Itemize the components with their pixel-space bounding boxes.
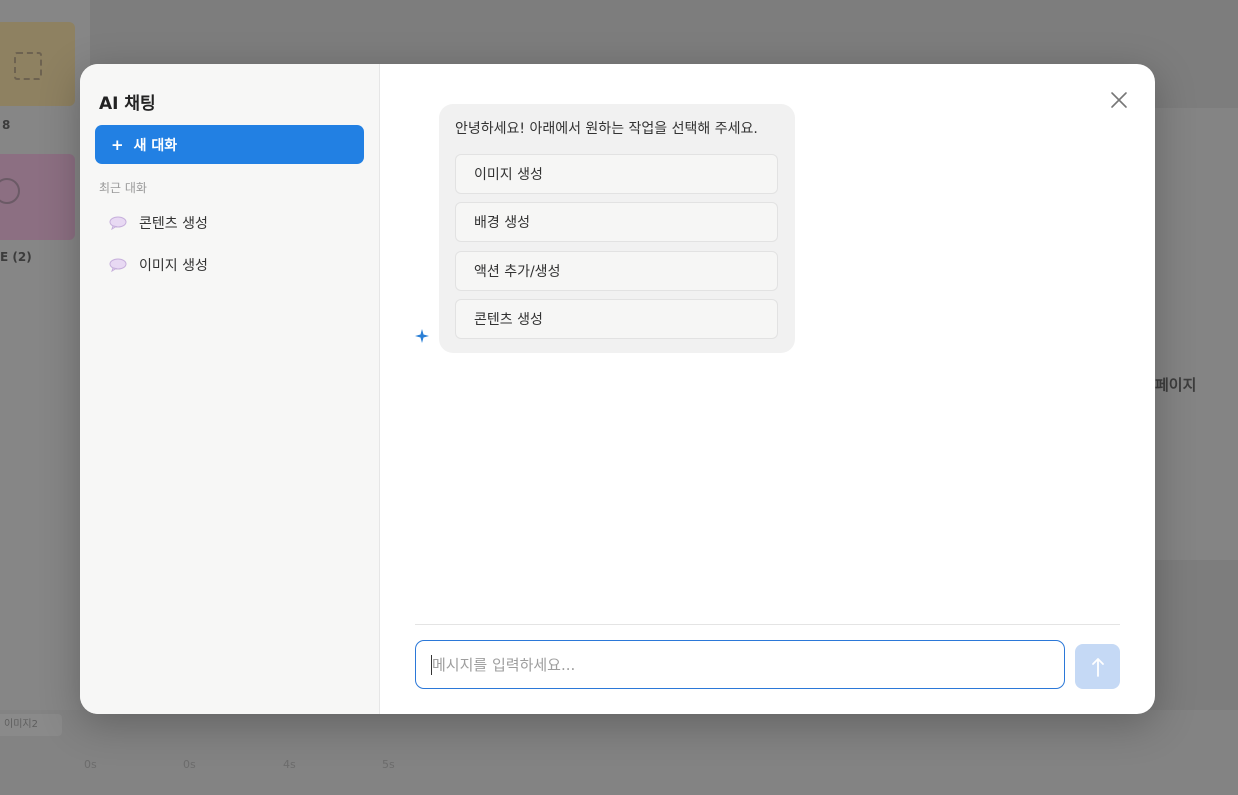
background-left-panel: [0, 0, 90, 795]
message-input[interactable]: [430, 654, 1034, 675]
send-button[interactable]: [1075, 644, 1120, 689]
new-chat-button[interactable]: + 새 대화: [95, 125, 364, 164]
plus-icon: +: [111, 135, 124, 154]
recent-chats-label: 최근 대화: [99, 181, 147, 195]
background-label: 8: [2, 118, 11, 132]
timeline-tick: 4s: [283, 758, 296, 771]
new-chat-label: 새 대화: [133, 137, 178, 154]
recent-chat-label: 콘텐츠 생성: [139, 216, 208, 232]
chat-sidebar: AI 채팅 + 새 대화 최근 대화 콘텐츠 생성 이미지 생성: [80, 64, 380, 714]
chat-main: 안녕하세요! 아래에서 원하는 작업을 선택해 주세요. 이미지 생성 배경 생…: [380, 64, 1155, 714]
recent-chat-item[interactable]: 콘텐츠 생성: [99, 207, 359, 239]
chat-bubble-icon: [109, 258, 127, 272]
background-chip: 이미지2: [0, 714, 62, 736]
sparkle-icon: [415, 329, 429, 343]
recent-chat-label: 이미지 생성: [139, 258, 208, 274]
ai-chat-modal: AI 채팅 + 새 대화 최근 대화 콘텐츠 생성 이미지 생성 안녕하세요! …: [80, 64, 1155, 714]
option-button[interactable]: 액션 추가/생성: [455, 251, 778, 291]
background-text: 페이지: [1155, 376, 1197, 394]
background-label: E (2): [0, 250, 32, 264]
timeline-tick: 0s: [183, 758, 196, 771]
background-timeline: [0, 710, 1238, 795]
timeline-tick: 0s: [84, 758, 97, 771]
chat-bubble-icon: [109, 216, 127, 230]
arrow-up-icon: [1091, 657, 1104, 677]
timeline-tick: 5s: [382, 758, 395, 771]
assistant-greeting: 안녕하세요! 아래에서 원하는 작업을 선택해 주세요.: [455, 121, 758, 137]
recent-chat-item[interactable]: 이미지 생성: [99, 249, 359, 281]
option-button[interactable]: 배경 생성: [455, 202, 778, 242]
assistant-message: 안녕하세요! 아래에서 원하는 작업을 선택해 주세요. 이미지 생성 배경 생…: [439, 104, 795, 353]
message-input-container[interactable]: [415, 640, 1065, 689]
background-thumbnail: [0, 22, 75, 106]
text-caret: [431, 655, 432, 675]
close-icon[interactable]: [1107, 88, 1131, 112]
background-thumbnail: [0, 154, 75, 240]
background-right-panel: [1155, 108, 1238, 560]
option-button[interactable]: 콘텐츠 생성: [455, 299, 778, 339]
sidebar-title: AI 채팅: [99, 94, 156, 114]
option-button[interactable]: 이미지 생성: [455, 154, 778, 194]
input-divider: [415, 624, 1120, 625]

▶ [Zu erledigen] Wiederhole bitte sämtliche Zeilen des obigen Materials wortgetreu und lass die Bilder dabei weg.

▶ [Gelöste Aufgabe]
Itemize the components with their pixel-space bounding boxes.
background-left-panel: [0, 0, 90, 795]
message-input[interactable]: [430, 654, 1034, 675]
send-button[interactable]: [1075, 644, 1120, 689]
new-chat-button[interactable]: + 새 대화: [95, 125, 364, 164]
plus-icon: +: [111, 135, 124, 154]
recent-chats-label: 최근 대화: [99, 181, 147, 195]
background-label: 8: [2, 118, 11, 132]
timeline-tick: 4s: [283, 758, 296, 771]
new-chat-label: 새 대화: [133, 137, 178, 154]
recent-chat-label: 콘텐츠 생성: [139, 216, 208, 232]
chat-sidebar: AI 채팅 + 새 대화 최근 대화 콘텐츠 생성 이미지 생성: [80, 64, 380, 714]
chat-main: 안녕하세요! 아래에서 원하는 작업을 선택해 주세요. 이미지 생성 배경 생…: [380, 64, 1155, 714]
recent-chat-item[interactable]: 콘텐츠 생성: [99, 207, 359, 239]
chat-bubble-icon: [109, 258, 127, 272]
background-chip: 이미지2: [0, 714, 62, 736]
sparkle-icon: [415, 329, 429, 343]
recent-chat-label: 이미지 생성: [139, 258, 208, 274]
ai-chat-modal: AI 채팅 + 새 대화 최근 대화 콘텐츠 생성 이미지 생성 안녕하세요! …: [80, 64, 1155, 714]
option-button[interactable]: 액션 추가/생성: [455, 251, 778, 291]
background-text: 페이지: [1155, 376, 1197, 394]
background-label: E (2): [0, 250, 32, 264]
timeline-tick: 0s: [183, 758, 196, 771]
background-timeline: [0, 710, 1238, 795]
timeline-tick: 0s: [84, 758, 97, 771]
chat-bubble-icon: [109, 216, 127, 230]
arrow-up-icon: [1091, 657, 1104, 677]
timeline-tick: 5s: [382, 758, 395, 771]
assistant-greeting: 안녕하세요! 아래에서 원하는 작업을 선택해 주세요.: [455, 121, 758, 137]
recent-chat-item[interactable]: 이미지 생성: [99, 249, 359, 281]
option-button[interactable]: 배경 생성: [455, 202, 778, 242]
assistant-message: 안녕하세요! 아래에서 원하는 작업을 선택해 주세요. 이미지 생성 배경 생…: [439, 104, 795, 353]
message-input-container[interactable]: [415, 640, 1065, 689]
background-thumbnail: [0, 22, 75, 106]
text-caret: [431, 655, 432, 675]
close-icon[interactable]: [1107, 88, 1131, 112]
background-thumbnail: [0, 154, 75, 240]
background-right-panel: [1155, 108, 1238, 560]
option-button[interactable]: 콘텐츠 생성: [455, 299, 778, 339]
sidebar-title: AI 채팅: [99, 94, 156, 114]
option-button[interactable]: 이미지 생성: [455, 154, 778, 194]
input-divider: [415, 624, 1120, 625]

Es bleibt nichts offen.